#### Records from a dataset:
— BEGIN —

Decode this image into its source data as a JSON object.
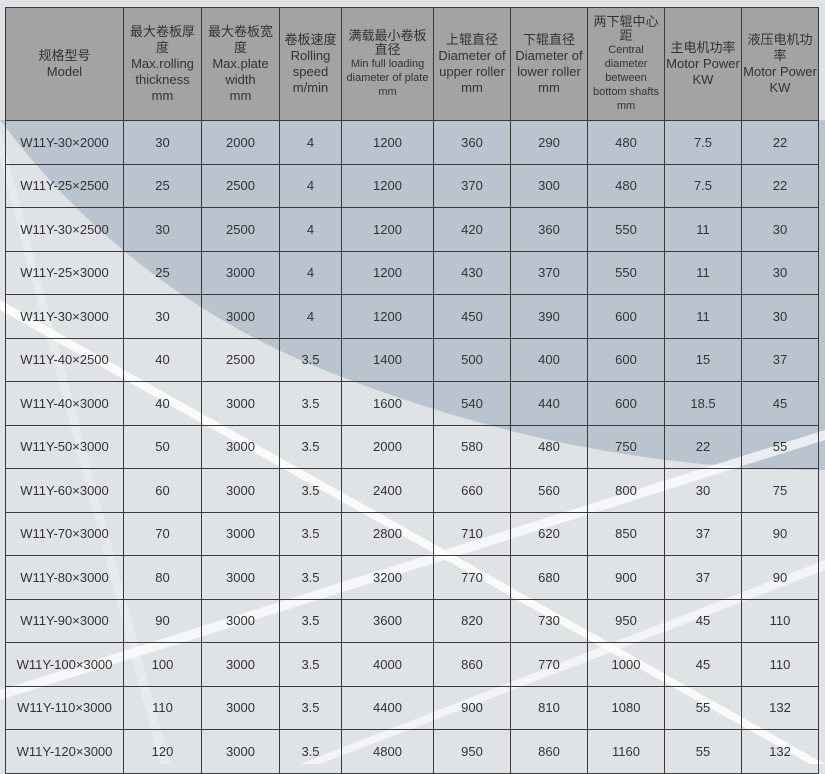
{
  "columns": [
    {
      "cn": "规格型号",
      "en": "Model"
    },
    {
      "cn": "最大卷板厚度",
      "en": "Max.rolling thickness",
      "unit": "mm"
    },
    {
      "cn": "最大卷板宽度",
      "en": "Max.plate width",
      "unit": "mm"
    },
    {
      "cn": "卷板速度",
      "en": "Rolling speed",
      "unit": "m/min"
    },
    {
      "cn": "满载最小卷板直径",
      "en": "Min full loading diameter of plate",
      "unit": "mm"
    },
    {
      "cn": "上辊直径",
      "en": "Diameter of upper roller",
      "unit": "mm"
    },
    {
      "cn": "下辊直径",
      "en": "Diameter of lower roller",
      "unit": "mm"
    },
    {
      "cn": "两下辊中心距",
      "en": "Central diameter between bottom shafts",
      "unit": "mm"
    },
    {
      "cn": "主电机功率",
      "en": "Motor Power",
      "unit": "KW"
    },
    {
      "cn": "液压电机功率",
      "en": "Motor Power",
      "unit": "KW"
    }
  ],
  "rows": [
    [
      "W11Y-30×2000",
      "30",
      "2000",
      "4",
      "1200",
      "360",
      "290",
      "480",
      "7.5",
      "22"
    ],
    [
      "W11Y-25×2500",
      "25",
      "2500",
      "4",
      "1200",
      "370",
      "300",
      "480",
      "7.5",
      "22"
    ],
    [
      "W11Y-30×2500",
      "30",
      "2500",
      "4",
      "1200",
      "420",
      "360",
      "550",
      "11",
      "30"
    ],
    [
      "W11Y-25×3000",
      "25",
      "3000",
      "4",
      "1200",
      "430",
      "370",
      "550",
      "11",
      "30"
    ],
    [
      "W11Y-30×3000",
      "30",
      "3000",
      "4",
      "1200",
      "450",
      "390",
      "600",
      "11",
      "30"
    ],
    [
      "W11Y-40×2500",
      "40",
      "2500",
      "3.5",
      "1400",
      "500",
      "400",
      "600",
      "15",
      "37"
    ],
    [
      "W11Y-40×3000",
      "40",
      "3000",
      "3.5",
      "1600",
      "540",
      "440",
      "600",
      "18.5",
      "45"
    ],
    [
      "W11Y-50×3000",
      "50",
      "3000",
      "3.5",
      "2000",
      "580",
      "480",
      "750",
      "22",
      "55"
    ],
    [
      "W11Y-60×3000",
      "60",
      "3000",
      "3.5",
      "2400",
      "660",
      "560",
      "800",
      "30",
      "75"
    ],
    [
      "W11Y-70×3000",
      "70",
      "3000",
      "3.5",
      "2800",
      "710",
      "620",
      "850",
      "37",
      "90"
    ],
    [
      "W11Y-80×3000",
      "80",
      "3000",
      "3.5",
      "3200",
      "770",
      "680",
      "900",
      "37",
      "90"
    ],
    [
      "W11Y-90×3000",
      "90",
      "3000",
      "3.5",
      "3600",
      "820",
      "730",
      "950",
      "45",
      "110"
    ],
    [
      "W11Y-100×3000",
      "100",
      "3000",
      "3.5",
      "4000",
      "860",
      "770",
      "1000",
      "45",
      "110"
    ],
    [
      "W11Y-110×3000",
      "110",
      "3000",
      "3.5",
      "4400",
      "900",
      "810",
      "1080",
      "55",
      "132"
    ],
    [
      "W11Y-120×3000",
      "120",
      "3000",
      "3.5",
      "4800",
      "950",
      "860",
      "1160",
      "55",
      "132"
    ]
  ],
  "colors": {
    "header": "#a4a2a3",
    "background": "#dfe3e6",
    "accent": "#b7c3d0"
  }
}
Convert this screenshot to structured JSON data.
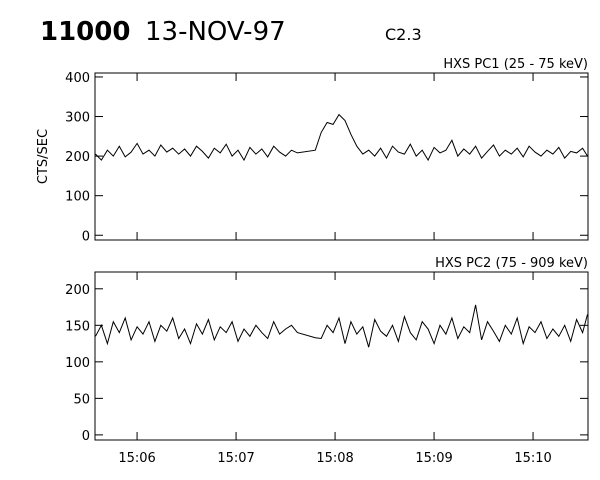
{
  "header": {
    "number": "11000",
    "date": "13-NOV-97",
    "flare_class": "C2.3"
  },
  "chart_data": [
    {
      "type": "line",
      "title": "HXS PC1 (25 - 75 keV)",
      "ylabel": "CTS/SEC",
      "xlim": [
        5.575,
        10.555
      ],
      "ylim": [
        -12,
        410
      ],
      "yticks": [
        0,
        100,
        200,
        300,
        400
      ],
      "series": [
        {
          "color": "#000000",
          "x": [
            5.58,
            5.64,
            5.7,
            5.76,
            5.82,
            5.88,
            5.94,
            6.0,
            6.06,
            6.12,
            6.18,
            6.24,
            6.3,
            6.36,
            6.42,
            6.48,
            6.54,
            6.6,
            6.66,
            6.72,
            6.78,
            6.84,
            6.9,
            6.96,
            7.02,
            7.08,
            7.14,
            7.2,
            7.26,
            7.32,
            7.38,
            7.44,
            7.5,
            7.56,
            7.62,
            7.8,
            7.86,
            7.92,
            7.98,
            8.04,
            8.1,
            8.16,
            8.22,
            8.28,
            8.34,
            8.4,
            8.46,
            8.52,
            8.58,
            8.64,
            8.7,
            8.76,
            8.82,
            8.88,
            8.94,
            9.0,
            9.06,
            9.12,
            9.18,
            9.24,
            9.3,
            9.36,
            9.42,
            9.48,
            9.54,
            9.6,
            9.66,
            9.72,
            9.78,
            9.84,
            9.9,
            9.96,
            10.02,
            10.08,
            10.14,
            10.2,
            10.26,
            10.32,
            10.38,
            10.44,
            10.5,
            10.55
          ],
          "values": [
            205,
            190,
            215,
            200,
            225,
            198,
            210,
            232,
            205,
            215,
            200,
            228,
            210,
            220,
            205,
            218,
            200,
            225,
            212,
            195,
            220,
            208,
            230,
            200,
            215,
            190,
            222,
            205,
            218,
            198,
            225,
            210,
            200,
            215,
            208,
            215,
            260,
            285,
            280,
            305,
            290,
            255,
            225,
            205,
            215,
            200,
            220,
            195,
            225,
            210,
            205,
            230,
            200,
            215,
            190,
            222,
            208,
            215,
            240,
            200,
            218,
            205,
            225,
            195,
            212,
            228,
            200,
            215,
            205,
            220,
            198,
            225,
            210,
            200,
            215,
            205,
            222,
            195,
            212,
            208,
            220,
            200
          ]
        }
      ]
    },
    {
      "type": "line",
      "title": "HXS PC2 (75 - 909 keV)",
      "xlim": [
        5.575,
        10.555
      ],
      "ylim": [
        -7,
        223
      ],
      "yticks": [
        0,
        50,
        100,
        150,
        200
      ],
      "xticks": [
        {
          "value": 6,
          "label": "15:06"
        },
        {
          "value": 7,
          "label": "15:07"
        },
        {
          "value": 8,
          "label": "15:08"
        },
        {
          "value": 9,
          "label": "15:09"
        },
        {
          "value": 10,
          "label": "15:10"
        }
      ],
      "series": [
        {
          "color": "#000000",
          "x": [
            5.58,
            5.64,
            5.7,
            5.76,
            5.82,
            5.88,
            5.94,
            6.0,
            6.06,
            6.12,
            6.18,
            6.24,
            6.3,
            6.36,
            6.42,
            6.48,
            6.54,
            6.6,
            6.66,
            6.72,
            6.78,
            6.84,
            6.9,
            6.96,
            7.02,
            7.08,
            7.14,
            7.2,
            7.26,
            7.32,
            7.38,
            7.44,
            7.5,
            7.56,
            7.62,
            7.8,
            7.86,
            7.92,
            7.98,
            8.04,
            8.1,
            8.16,
            8.22,
            8.28,
            8.34,
            8.4,
            8.46,
            8.52,
            8.58,
            8.64,
            8.7,
            8.76,
            8.82,
            8.88,
            8.94,
            9.0,
            9.06,
            9.12,
            9.18,
            9.24,
            9.3,
            9.36,
            9.42,
            9.48,
            9.54,
            9.6,
            9.66,
            9.72,
            9.78,
            9.84,
            9.9,
            9.96,
            10.02,
            10.08,
            10.14,
            10.2,
            10.26,
            10.32,
            10.38,
            10.44,
            10.5,
            10.55
          ],
          "values": [
            135,
            150,
            125,
            155,
            140,
            160,
            130,
            148,
            138,
            155,
            128,
            150,
            142,
            160,
            132,
            145,
            125,
            152,
            138,
            158,
            130,
            148,
            140,
            155,
            128,
            145,
            135,
            150,
            140,
            132,
            155,
            138,
            145,
            150,
            140,
            133,
            132,
            150,
            140,
            160,
            125,
            155,
            138,
            148,
            120,
            158,
            142,
            135,
            150,
            128,
            162,
            140,
            130,
            155,
            145,
            125,
            150,
            138,
            160,
            132,
            148,
            140,
            178,
            130,
            155,
            142,
            128,
            150,
            138,
            160,
            125,
            148,
            140,
            155,
            132,
            145,
            135,
            150,
            128,
            158,
            140,
            165
          ]
        }
      ]
    }
  ]
}
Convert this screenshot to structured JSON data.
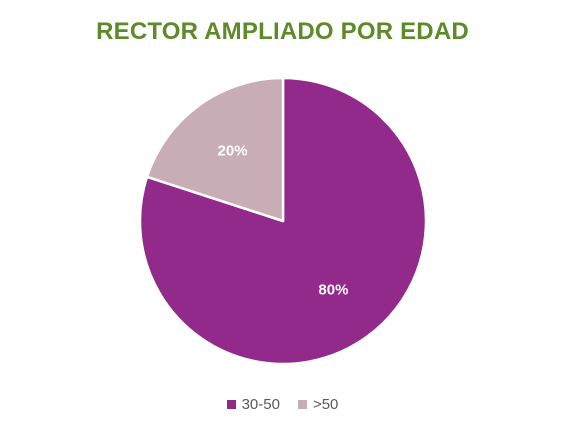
{
  "chart_data": {
    "type": "pie",
    "title": "RECTOR AMPLIADO POR EDAD",
    "slices": [
      {
        "name": "30-50",
        "value": 80,
        "label": "80%",
        "color": "#912a8b"
      },
      {
        "name": ">50",
        "value": 20,
        "label": "20%",
        "color": "#c8adb6"
      }
    ],
    "legend": "bottom",
    "title_color": "#5e8a2a",
    "label_color": "#ffffff"
  }
}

— END —

#### THE TASK:
Which lines contain "roller"? Copy each of them out.

#### RESULT:
      "en": "Diameter of upper roller",
      "en": "Diameter of lower roller",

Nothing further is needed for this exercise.